--- start of Task inputs ---
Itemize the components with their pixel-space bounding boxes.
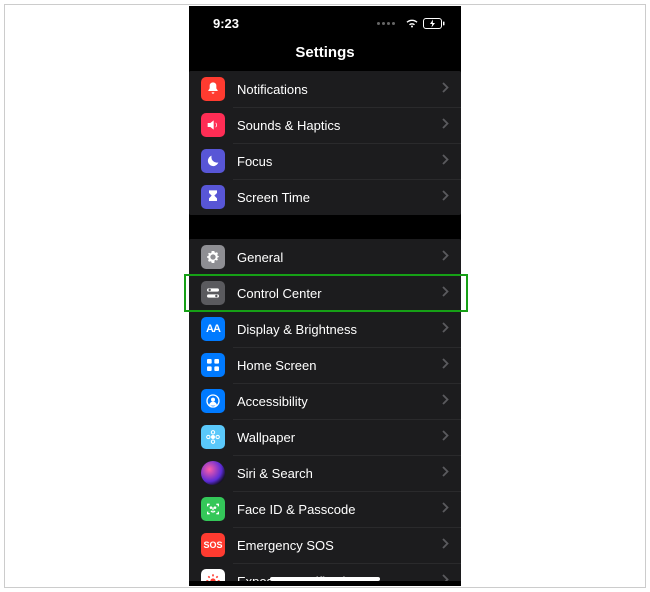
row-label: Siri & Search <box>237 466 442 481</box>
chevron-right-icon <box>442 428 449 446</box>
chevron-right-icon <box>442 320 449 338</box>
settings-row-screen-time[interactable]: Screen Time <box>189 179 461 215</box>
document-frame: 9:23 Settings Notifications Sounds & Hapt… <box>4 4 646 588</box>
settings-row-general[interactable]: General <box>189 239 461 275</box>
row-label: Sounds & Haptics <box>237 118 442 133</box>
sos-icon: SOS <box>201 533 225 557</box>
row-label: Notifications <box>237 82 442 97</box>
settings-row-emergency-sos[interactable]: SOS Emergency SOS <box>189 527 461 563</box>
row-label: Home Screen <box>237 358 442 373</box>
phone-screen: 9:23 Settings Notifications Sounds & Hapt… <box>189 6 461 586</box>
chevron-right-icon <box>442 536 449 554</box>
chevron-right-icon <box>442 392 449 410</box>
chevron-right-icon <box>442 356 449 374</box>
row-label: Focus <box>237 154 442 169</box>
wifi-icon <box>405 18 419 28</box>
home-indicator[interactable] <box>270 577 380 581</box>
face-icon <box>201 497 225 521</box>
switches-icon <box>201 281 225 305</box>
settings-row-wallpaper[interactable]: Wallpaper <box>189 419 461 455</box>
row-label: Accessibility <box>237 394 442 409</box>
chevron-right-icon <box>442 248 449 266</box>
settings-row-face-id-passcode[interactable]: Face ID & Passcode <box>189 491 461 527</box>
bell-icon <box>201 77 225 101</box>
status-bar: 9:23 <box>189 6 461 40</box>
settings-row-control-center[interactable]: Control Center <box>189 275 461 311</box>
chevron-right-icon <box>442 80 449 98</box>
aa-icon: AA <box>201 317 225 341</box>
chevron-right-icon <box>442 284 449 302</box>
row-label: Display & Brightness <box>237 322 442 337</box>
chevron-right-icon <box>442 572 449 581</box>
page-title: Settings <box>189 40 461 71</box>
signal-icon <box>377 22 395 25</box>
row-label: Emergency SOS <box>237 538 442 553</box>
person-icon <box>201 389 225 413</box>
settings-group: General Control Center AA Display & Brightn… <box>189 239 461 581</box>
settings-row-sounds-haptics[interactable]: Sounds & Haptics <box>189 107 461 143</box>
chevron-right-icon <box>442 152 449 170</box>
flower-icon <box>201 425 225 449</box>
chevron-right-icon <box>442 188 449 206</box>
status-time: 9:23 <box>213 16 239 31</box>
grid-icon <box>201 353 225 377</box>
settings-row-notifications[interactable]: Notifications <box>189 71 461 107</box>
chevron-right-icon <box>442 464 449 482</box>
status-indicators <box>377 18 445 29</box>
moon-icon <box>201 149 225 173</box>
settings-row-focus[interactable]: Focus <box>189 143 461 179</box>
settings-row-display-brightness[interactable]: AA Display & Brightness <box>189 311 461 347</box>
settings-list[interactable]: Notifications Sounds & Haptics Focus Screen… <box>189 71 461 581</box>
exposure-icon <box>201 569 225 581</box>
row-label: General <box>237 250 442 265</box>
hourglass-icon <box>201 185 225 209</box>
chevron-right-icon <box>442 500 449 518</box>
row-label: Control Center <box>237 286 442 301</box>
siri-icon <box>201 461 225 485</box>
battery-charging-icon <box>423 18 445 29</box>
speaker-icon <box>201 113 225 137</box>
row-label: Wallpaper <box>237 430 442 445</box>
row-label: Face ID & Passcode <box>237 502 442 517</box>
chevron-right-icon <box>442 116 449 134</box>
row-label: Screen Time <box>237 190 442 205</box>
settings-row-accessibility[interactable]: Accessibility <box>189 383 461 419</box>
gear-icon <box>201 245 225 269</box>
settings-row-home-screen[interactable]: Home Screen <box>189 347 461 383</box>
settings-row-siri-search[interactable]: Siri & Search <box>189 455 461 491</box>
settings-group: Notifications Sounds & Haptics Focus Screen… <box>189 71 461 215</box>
--- end of Task inputs ---
--- start of Task inputs ---
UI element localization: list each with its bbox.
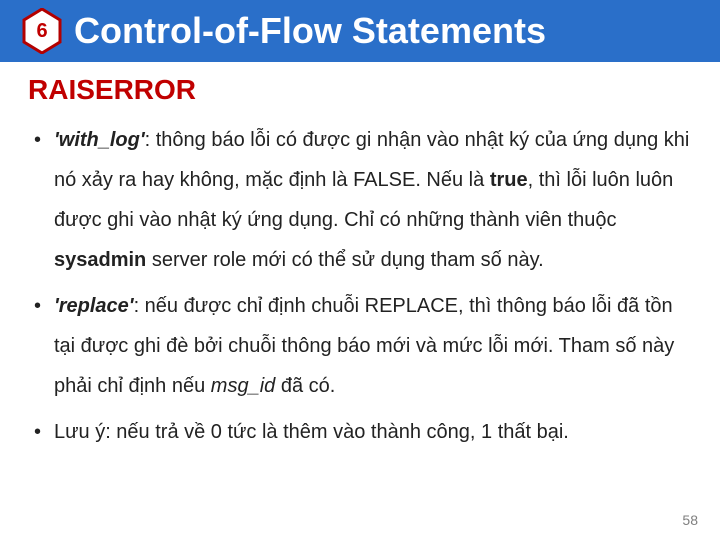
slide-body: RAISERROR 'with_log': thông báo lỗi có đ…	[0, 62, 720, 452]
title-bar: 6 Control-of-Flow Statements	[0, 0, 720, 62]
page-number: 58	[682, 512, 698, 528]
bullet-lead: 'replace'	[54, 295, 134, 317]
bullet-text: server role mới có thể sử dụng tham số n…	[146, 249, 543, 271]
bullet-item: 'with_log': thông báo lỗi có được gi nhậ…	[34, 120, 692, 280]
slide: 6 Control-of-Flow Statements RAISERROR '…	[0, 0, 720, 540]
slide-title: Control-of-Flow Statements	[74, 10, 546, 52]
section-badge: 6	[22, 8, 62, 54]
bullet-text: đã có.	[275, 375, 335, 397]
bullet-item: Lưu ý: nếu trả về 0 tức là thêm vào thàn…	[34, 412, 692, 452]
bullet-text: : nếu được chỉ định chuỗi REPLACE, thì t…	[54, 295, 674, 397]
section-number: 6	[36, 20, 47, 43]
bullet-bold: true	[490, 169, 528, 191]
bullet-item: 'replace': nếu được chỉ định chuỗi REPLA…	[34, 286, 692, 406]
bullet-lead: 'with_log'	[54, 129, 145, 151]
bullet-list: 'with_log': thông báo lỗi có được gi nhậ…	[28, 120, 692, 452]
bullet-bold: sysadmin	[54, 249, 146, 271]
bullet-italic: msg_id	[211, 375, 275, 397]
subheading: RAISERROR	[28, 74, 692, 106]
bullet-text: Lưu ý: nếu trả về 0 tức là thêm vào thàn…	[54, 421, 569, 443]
--- end of Task inputs ---
Quote word for word the part of the material that opens with the line containing "row-label: Siri &" and closes with the line containing "document-frame: 9:23 Settings", including both of those lines.

# Answer to the task:
row-label: Siri & Search <box>237 466 442 481</box>
chevron-right-icon <box>442 428 449 446</box>
chevron-right-icon <box>442 320 449 338</box>
settings-row-screen-time[interactable]: Screen Time <box>189 179 461 215</box>
document-frame: 9:23 Settings Notifications Sounds & Hapt… <box>4 4 646 588</box>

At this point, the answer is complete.